───── Records provided ─────

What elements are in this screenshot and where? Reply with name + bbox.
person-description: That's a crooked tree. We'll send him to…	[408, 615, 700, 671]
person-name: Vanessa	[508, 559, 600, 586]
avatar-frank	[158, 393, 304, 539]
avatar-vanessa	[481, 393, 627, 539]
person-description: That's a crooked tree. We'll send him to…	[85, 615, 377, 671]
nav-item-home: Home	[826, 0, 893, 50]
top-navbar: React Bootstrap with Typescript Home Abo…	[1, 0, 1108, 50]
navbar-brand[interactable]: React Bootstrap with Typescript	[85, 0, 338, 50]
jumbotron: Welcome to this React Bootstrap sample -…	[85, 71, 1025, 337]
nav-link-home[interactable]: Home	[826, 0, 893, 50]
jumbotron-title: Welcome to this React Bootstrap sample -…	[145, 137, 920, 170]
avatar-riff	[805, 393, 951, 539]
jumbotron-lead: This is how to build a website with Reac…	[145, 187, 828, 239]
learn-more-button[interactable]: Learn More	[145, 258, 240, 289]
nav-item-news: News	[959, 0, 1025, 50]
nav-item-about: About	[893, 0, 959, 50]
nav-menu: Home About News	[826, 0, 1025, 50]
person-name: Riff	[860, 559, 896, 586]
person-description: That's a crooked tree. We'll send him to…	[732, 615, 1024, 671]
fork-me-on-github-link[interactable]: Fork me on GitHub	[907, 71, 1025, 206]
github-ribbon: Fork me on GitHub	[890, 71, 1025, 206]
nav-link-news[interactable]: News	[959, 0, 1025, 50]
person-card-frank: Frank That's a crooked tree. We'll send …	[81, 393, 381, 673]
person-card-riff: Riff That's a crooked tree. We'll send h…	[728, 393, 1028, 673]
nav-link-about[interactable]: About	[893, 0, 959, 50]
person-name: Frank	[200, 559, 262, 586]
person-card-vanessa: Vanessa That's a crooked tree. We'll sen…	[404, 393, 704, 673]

─────

> [Directions] Please write out all the records above without changing anything.

> [The reply]
What elements are in this screenshot and where? Reply with name + bbox.
person-description: That's a crooked tree. We'll send him to…	[408, 615, 700, 671]
person-name: Vanessa	[508, 559, 600, 586]
avatar-frank	[158, 393, 304, 539]
avatar-vanessa	[481, 393, 627, 539]
person-description: That's a crooked tree. We'll send him to…	[85, 615, 377, 671]
nav-item-home: Home	[826, 0, 893, 50]
top-navbar: React Bootstrap with Typescript Home Abo…	[1, 0, 1108, 50]
navbar-brand[interactable]: React Bootstrap with Typescript	[85, 0, 338, 50]
jumbotron: Welcome to this React Bootstrap sample -…	[85, 71, 1025, 337]
nav-link-home[interactable]: Home	[826, 0, 893, 50]
jumbotron-title: Welcome to this React Bootstrap sample -…	[145, 137, 920, 170]
avatar-riff	[805, 393, 951, 539]
jumbotron-lead: This is how to build a website with Reac…	[145, 187, 828, 239]
learn-more-button[interactable]: Learn More	[145, 258, 240, 289]
nav-item-news: News	[959, 0, 1025, 50]
nav-item-about: About	[893, 0, 959, 50]
nav-menu: Home About News	[826, 0, 1025, 50]
person-name: Riff	[860, 559, 896, 586]
person-description: That's a crooked tree. We'll send him to…	[732, 615, 1024, 671]
fork-me-on-github-link[interactable]: Fork me on GitHub	[907, 71, 1025, 206]
github-ribbon: Fork me on GitHub	[890, 71, 1025, 206]
nav-link-news[interactable]: News	[959, 0, 1025, 50]
person-card-frank: Frank That's a crooked tree. We'll send …	[81, 393, 381, 673]
person-card-riff: Riff That's a crooked tree. We'll send h…	[728, 393, 1028, 673]
nav-link-about[interactable]: About	[893, 0, 959, 50]
person-name: Frank	[200, 559, 262, 586]
person-card-vanessa: Vanessa That's a crooked tree. We'll sen…	[404, 393, 704, 673]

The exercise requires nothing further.